(Data records)
--*--

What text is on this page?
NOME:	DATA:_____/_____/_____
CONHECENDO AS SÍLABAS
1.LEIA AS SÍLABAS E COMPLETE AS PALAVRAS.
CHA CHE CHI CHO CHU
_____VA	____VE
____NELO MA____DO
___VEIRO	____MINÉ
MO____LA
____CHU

--*--

• [The request]
Copy each line of the data exactly, leaving nothing out.

• [Answer for the task]
What text is on this page?
NOME:	DATA:_____/_____/_____
CONHECENDO AS SÍLABAS
1.LEIA AS SÍLABAS E COMPLETE AS PALAVRAS.
CHA CHE CHI CHO CHU
_____VA	____VE
____NELO MA____DO
___VEIRO	____MINÉ
MO____LA
____CHU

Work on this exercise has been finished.